--- start Dataset extract ---
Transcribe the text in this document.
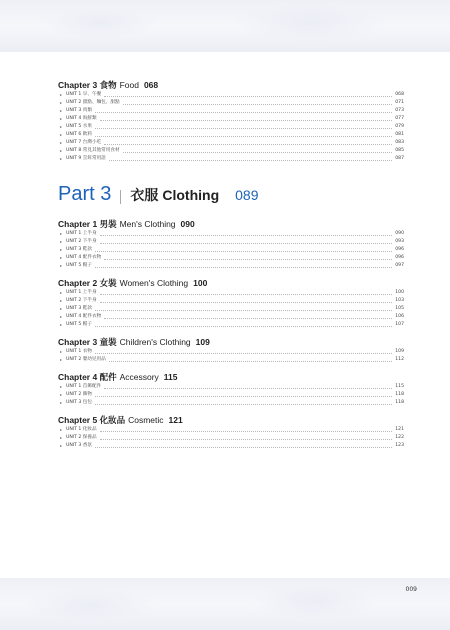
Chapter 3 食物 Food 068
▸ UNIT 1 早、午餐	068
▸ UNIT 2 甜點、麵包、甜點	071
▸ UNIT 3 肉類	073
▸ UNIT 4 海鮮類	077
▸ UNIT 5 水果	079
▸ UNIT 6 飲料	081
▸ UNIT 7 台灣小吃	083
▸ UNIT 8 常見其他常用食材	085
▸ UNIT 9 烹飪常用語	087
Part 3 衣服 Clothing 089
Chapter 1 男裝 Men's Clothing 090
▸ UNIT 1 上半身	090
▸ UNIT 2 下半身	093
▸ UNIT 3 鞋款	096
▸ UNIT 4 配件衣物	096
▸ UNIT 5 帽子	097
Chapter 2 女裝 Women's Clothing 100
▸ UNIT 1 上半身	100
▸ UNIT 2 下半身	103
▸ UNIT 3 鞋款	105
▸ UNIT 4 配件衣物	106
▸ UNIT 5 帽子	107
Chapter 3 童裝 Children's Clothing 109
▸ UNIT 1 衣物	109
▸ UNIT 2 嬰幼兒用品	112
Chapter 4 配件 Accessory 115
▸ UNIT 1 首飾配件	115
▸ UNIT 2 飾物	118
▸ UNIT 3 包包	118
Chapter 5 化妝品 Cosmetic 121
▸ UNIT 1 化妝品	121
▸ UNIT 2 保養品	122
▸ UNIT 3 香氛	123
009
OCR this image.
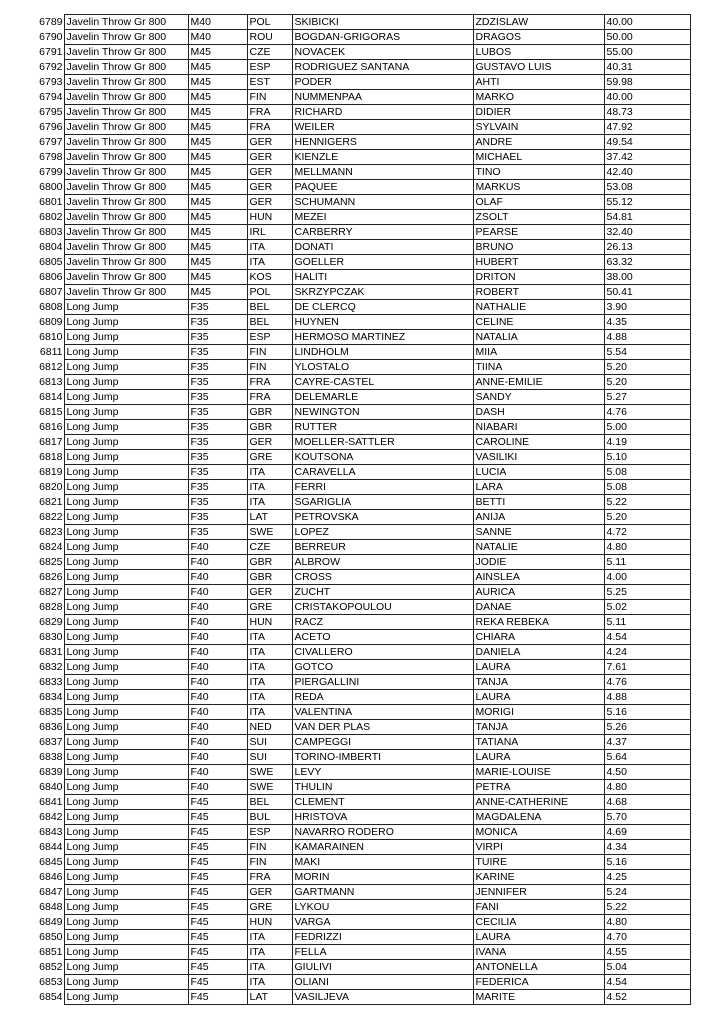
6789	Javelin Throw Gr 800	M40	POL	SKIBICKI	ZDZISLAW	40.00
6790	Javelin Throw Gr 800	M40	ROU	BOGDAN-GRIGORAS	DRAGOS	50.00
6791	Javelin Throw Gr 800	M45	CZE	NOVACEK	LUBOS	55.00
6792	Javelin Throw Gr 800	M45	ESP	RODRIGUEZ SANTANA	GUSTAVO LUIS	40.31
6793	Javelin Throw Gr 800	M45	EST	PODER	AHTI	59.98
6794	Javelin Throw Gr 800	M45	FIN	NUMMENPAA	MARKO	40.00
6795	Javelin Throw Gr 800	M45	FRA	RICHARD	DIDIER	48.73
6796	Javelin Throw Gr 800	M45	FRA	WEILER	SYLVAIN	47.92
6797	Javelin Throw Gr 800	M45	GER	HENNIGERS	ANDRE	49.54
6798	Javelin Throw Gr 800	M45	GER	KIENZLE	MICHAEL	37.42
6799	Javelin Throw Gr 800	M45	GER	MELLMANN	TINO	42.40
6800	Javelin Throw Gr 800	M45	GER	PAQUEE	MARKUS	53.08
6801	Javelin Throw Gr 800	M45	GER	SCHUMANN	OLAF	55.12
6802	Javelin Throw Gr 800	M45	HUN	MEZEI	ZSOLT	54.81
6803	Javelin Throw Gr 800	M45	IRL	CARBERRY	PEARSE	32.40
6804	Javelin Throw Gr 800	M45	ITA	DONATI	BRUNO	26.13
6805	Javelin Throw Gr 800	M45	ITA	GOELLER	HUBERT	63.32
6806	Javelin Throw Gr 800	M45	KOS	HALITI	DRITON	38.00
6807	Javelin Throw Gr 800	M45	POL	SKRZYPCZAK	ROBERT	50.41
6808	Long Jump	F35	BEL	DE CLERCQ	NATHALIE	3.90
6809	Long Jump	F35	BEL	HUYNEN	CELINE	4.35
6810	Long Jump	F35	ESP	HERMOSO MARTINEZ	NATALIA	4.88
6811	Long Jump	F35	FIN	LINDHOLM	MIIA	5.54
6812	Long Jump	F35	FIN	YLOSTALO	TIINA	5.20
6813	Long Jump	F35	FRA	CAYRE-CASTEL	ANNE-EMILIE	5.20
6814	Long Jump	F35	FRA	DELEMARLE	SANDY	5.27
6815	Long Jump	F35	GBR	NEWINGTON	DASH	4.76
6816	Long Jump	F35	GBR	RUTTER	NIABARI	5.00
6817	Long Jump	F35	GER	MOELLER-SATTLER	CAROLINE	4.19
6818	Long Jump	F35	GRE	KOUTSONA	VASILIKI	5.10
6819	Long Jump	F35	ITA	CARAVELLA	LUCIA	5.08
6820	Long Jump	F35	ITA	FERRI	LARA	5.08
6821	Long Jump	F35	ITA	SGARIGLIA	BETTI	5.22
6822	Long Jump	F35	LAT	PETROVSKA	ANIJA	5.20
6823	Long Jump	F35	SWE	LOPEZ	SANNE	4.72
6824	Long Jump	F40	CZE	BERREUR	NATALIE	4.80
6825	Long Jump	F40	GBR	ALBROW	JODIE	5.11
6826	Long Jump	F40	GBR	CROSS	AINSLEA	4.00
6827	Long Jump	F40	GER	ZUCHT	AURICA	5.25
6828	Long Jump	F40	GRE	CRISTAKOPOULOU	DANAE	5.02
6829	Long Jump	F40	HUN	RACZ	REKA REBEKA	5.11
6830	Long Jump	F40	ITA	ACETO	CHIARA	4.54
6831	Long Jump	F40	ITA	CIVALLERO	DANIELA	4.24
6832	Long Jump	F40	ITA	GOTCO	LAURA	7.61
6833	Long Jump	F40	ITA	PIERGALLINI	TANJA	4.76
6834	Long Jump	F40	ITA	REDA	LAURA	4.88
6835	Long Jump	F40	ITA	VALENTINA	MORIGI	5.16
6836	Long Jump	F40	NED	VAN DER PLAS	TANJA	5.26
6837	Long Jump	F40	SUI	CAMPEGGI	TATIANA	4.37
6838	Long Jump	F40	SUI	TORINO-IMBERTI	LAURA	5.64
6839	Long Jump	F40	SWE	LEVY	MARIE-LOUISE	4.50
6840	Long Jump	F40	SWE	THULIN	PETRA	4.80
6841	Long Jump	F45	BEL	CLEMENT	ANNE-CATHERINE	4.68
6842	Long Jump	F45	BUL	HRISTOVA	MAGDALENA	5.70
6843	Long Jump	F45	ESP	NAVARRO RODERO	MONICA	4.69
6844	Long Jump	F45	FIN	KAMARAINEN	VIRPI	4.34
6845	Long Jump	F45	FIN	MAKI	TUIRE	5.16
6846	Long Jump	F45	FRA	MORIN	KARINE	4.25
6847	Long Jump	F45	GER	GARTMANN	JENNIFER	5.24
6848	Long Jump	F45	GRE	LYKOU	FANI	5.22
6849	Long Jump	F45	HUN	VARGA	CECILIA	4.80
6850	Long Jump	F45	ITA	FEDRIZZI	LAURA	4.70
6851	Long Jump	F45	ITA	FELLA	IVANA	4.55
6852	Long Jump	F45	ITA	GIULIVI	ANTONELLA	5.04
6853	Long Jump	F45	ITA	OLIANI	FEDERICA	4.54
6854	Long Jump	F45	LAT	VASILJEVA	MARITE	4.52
--- end Dataset extract ---
▶ The request: Which lines include "Chapter"? Copy each of them out.

▶ Answer to the problem:
Chapter 3 食物 Food 068
Chapter 1 男裝 Men's Clothing 090
Chapter 2 女裝 Women's Clothing 100
Chapter 3 童裝 Children's Clothing 109
Chapter 4 配件 Accessory 115
Chapter 5 化妝品 Cosmetic 121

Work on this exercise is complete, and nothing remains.